> _Short exercise_: Output the records. Match them exactly.

[Figure collection entries]
|---|
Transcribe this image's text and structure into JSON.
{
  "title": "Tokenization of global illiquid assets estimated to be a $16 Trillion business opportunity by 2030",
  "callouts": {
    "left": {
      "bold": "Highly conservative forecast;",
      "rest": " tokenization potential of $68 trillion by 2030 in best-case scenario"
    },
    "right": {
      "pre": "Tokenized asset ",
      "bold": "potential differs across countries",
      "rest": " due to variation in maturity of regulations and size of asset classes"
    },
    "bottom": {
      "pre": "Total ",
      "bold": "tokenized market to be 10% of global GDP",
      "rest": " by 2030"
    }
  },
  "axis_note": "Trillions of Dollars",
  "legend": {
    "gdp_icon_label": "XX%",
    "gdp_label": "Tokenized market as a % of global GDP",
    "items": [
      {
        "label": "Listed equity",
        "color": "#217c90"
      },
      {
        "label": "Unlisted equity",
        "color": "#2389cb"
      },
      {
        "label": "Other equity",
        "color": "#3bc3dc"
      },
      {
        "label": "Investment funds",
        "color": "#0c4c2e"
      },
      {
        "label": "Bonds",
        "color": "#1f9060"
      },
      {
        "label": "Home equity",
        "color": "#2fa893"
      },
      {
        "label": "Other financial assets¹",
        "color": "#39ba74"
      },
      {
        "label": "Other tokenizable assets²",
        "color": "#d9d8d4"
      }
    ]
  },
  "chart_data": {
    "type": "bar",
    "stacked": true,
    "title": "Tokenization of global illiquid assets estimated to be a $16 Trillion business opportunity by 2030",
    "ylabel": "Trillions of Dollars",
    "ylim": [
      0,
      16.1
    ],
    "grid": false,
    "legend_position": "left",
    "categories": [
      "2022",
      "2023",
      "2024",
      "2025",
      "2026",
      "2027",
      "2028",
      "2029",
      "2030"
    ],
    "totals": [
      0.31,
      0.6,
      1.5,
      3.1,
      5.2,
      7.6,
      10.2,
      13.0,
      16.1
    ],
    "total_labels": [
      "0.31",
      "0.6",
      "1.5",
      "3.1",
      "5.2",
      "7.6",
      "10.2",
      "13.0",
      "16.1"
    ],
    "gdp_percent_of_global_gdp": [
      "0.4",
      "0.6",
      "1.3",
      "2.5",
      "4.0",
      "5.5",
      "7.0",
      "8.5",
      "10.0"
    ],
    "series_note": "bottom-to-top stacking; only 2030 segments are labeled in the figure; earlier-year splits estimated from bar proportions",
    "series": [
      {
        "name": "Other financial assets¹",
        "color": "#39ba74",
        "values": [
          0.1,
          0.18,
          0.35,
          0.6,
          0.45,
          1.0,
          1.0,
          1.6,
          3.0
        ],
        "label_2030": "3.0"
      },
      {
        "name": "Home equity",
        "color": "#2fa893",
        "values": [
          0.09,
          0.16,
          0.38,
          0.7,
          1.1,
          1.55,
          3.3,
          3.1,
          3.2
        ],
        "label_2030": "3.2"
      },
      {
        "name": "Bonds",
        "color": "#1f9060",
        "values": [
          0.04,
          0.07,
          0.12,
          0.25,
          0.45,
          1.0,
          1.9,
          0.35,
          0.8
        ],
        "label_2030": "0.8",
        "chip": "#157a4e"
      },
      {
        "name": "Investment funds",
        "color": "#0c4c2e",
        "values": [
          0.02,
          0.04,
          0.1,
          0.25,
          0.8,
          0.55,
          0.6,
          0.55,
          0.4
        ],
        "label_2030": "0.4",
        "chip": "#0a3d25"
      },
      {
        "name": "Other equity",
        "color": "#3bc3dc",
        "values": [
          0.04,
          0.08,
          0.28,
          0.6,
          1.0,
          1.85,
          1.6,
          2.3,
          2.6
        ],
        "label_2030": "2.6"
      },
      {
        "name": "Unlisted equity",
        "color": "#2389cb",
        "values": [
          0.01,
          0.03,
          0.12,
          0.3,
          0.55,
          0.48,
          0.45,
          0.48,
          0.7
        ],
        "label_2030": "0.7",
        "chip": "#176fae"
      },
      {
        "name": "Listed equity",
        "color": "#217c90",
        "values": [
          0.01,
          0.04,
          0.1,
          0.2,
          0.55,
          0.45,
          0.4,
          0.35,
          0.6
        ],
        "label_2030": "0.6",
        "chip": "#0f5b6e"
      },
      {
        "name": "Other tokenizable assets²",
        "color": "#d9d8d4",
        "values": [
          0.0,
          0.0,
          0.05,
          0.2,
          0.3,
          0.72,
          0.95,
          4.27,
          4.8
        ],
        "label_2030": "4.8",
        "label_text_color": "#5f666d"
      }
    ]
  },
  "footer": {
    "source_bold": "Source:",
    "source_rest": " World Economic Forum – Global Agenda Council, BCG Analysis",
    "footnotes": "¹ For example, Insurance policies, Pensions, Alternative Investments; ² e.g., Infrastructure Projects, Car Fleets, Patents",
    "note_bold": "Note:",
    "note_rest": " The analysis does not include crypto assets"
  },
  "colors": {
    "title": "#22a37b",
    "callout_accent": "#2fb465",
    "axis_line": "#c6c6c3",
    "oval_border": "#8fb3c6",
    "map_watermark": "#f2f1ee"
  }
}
|---|
> _Final result_:
Transcribe this image's text and structure into JSON.
{
  "title": "Tokenization of global illiquid assets estimated to be a $16 Trillion business opportunity by 2030",
  "callouts": {
    "left": {
      "bold": "Highly conservative forecast;",
      "rest": " tokenization potential of $68 trillion by 2030 in best-case scenario"
    },
    "right": {
      "pre": "Tokenized asset ",
      "bold": "potential differs across countries",
      "rest": " due to variation in maturity of regulations and size of asset classes"
    },
    "bottom": {
      "pre": "Total ",
      "bold": "tokenized market to be 10% of global GDP",
      "rest": " by 2030"
    }
  },
  "axis_note": "Trillions of Dollars",
  "legend": {
    "gdp_icon_label": "XX%",
    "gdp_label": "Tokenized market as a % of global GDP",
    "items": [
      {
        "label": "Listed equity",
        "color": "#217c90"
      },
      {
        "label": "Unlisted equity",
        "color": "#2389cb"
      },
      {
        "label": "Other equity",
        "color": "#3bc3dc"
      },
      {
        "label": "Investment funds",
        "color": "#0c4c2e"
      },
      {
        "label": "Bonds",
        "color": "#1f9060"
      },
      {
        "label": "Home equity",
        "color": "#2fa893"
      },
      {
        "label": "Other financial assets¹",
        "color": "#39ba74"
      },
      {
        "label": "Other tokenizable assets²",
        "color": "#d9d8d4"
      }
    ]
  },
  "chart_data": {
    "type": "bar",
    "stacked": true,
    "title": "Tokenization of global illiquid assets estimated to be a $16 Trillion business opportunity by 2030",
    "ylabel": "Trillions of Dollars",
    "ylim": [
      0,
      16.1
    ],
    "grid": false,
    "legend_position": "left",
    "categories": [
      "2022",
      "2023",
      "2024",
      "2025",
      "2026",
      "2027",
      "2028",
      "2029",
      "2030"
    ],
    "totals": [
      0.31,
      0.6,
      1.5,
      3.1,
      5.2,
      7.6,
      10.2,
      13.0,
      16.1
    ],
    "total_labels": [
      "0.31",
      "0.6",
      "1.5",
      "3.1",
      "5.2",
      "7.6",
      "10.2",
      "13.0",
      "16.1"
    ],
    "gdp_percent_of_global_gdp": [
      "0.4",
      "0.6",
      "1.3",
      "2.5",
      "4.0",
      "5.5",
      "7.0",
      "8.5",
      "10.0"
    ],
    "series_note": "bottom-to-top stacking; only 2030 segments are labeled in the figure; earlier-year splits estimated from bar proportions",
    "series": [
      {
        "name": "Other financial assets¹",
        "color": "#39ba74",
        "values": [
          0.1,
          0.18,
          0.35,
          0.6,
          0.45,
          1.0,
          1.0,
          1.6,
          3.0
        ],
        "label_2030": "3.0"
      },
      {
        "name": "Home equity",
        "color": "#2fa893",
        "values": [
          0.09,
          0.16,
          0.38,
          0.7,
          1.1,
          1.55,
          3.3,
          3.1,
          3.2
        ],
        "label_2030": "3.2"
      },
      {
        "name": "Bonds",
        "color": "#1f9060",
        "values": [
          0.04,
          0.07,
          0.12,
          0.25,
          0.45,
          1.0,
          1.9,
          0.35,
          0.8
        ],
        "label_2030": "0.8",
        "chip": "#157a4e"
      },
      {
        "name": "Investment funds",
        "color": "#0c4c2e",
        "values": [
          0.02,
          0.04,
          0.1,
          0.25,
          0.8,
          0.55,
          0.6,
          0.55,
          0.4
        ],
        "label_2030": "0.4",
        "chip": "#0a3d25"
      },
      {
        "name": "Other equity",
        "color": "#3bc3dc",
        "values": [
          0.04,
          0.08,
          0.28,
          0.6,
          1.0,
          1.85,
          1.6,
          2.3,
          2.6
        ],
        "label_2030": "2.6"
      },
      {
        "name": "Unlisted equity",
        "color": "#2389cb",
        "values": [
          0.01,
          0.03,
          0.12,
          0.3,
          0.55,
          0.48,
          0.45,
          0.48,
          0.7
        ],
        "label_2030": "0.7",
        "chip": "#176fae"
      },
      {
        "name": "Listed equity",
        "color": "#217c90",
        "values": [
          0.01,
          0.04,
          0.1,
          0.2,
          0.55,
          0.45,
          0.4,
          0.35,
          0.6
        ],
        "label_2030": "0.6",
        "chip": "#0f5b6e"
      },
      {
        "name": "Other tokenizable assets²",
        "color": "#d9d8d4",
        "values": [
          0.0,
          0.0,
          0.05,
          0.2,
          0.3,
          0.72,
          0.95,
          4.27,
          4.8
        ],
        "label_2030": "4.8",
        "label_text_color": "#5f666d"
      }
    ]
  },
  "footer": {
    "source_bold": "Source:",
    "source_rest": " World Economic Forum – Global Agenda Council, BCG Analysis",
    "footnotes": "¹ For example, Insurance policies, Pensions, Alternative Investments; ² e.g., Infrastructure Projects, Car Fleets, Patents",
    "note_bold": "Note:",
    "note_rest": " The analysis does not include crypto assets"
  },
  "colors": {
    "title": "#22a37b",
    "callout_accent": "#2fb465",
    "axis_line": "#c6c6c3",
    "oval_border": "#8fb3c6",
    "map_watermark": "#f2f1ee"
  }
}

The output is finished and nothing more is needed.